Extract every line from the records below that contains the word "perdono".

## [Given entries]

▬▬▬

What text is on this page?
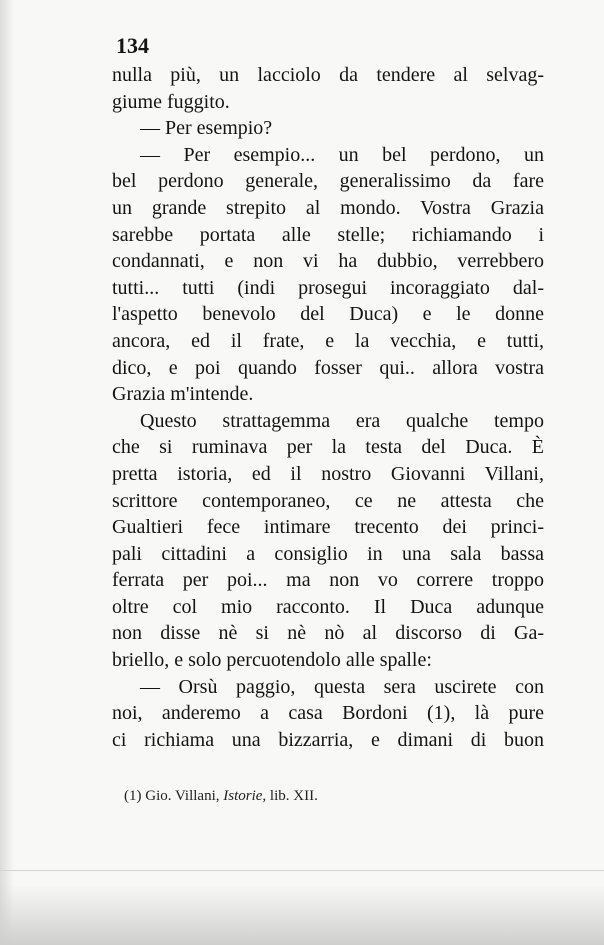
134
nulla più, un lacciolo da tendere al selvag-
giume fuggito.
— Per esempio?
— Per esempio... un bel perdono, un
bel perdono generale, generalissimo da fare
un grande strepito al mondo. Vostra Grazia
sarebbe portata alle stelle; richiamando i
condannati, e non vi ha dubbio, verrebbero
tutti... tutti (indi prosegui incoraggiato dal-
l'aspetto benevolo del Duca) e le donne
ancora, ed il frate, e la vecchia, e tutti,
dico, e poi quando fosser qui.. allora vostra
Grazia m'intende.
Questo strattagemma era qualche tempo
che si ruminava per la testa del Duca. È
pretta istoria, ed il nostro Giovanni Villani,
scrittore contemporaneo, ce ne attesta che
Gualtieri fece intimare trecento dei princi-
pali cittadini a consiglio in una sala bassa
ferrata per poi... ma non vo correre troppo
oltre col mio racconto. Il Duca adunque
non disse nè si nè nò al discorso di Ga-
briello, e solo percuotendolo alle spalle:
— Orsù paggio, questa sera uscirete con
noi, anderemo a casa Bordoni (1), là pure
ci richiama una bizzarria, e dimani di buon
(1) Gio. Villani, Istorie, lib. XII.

▬▬▬

## [Output for this exercise]
— Per esempio... un bel perdono, un
bel perdono generale, generalissimo da fare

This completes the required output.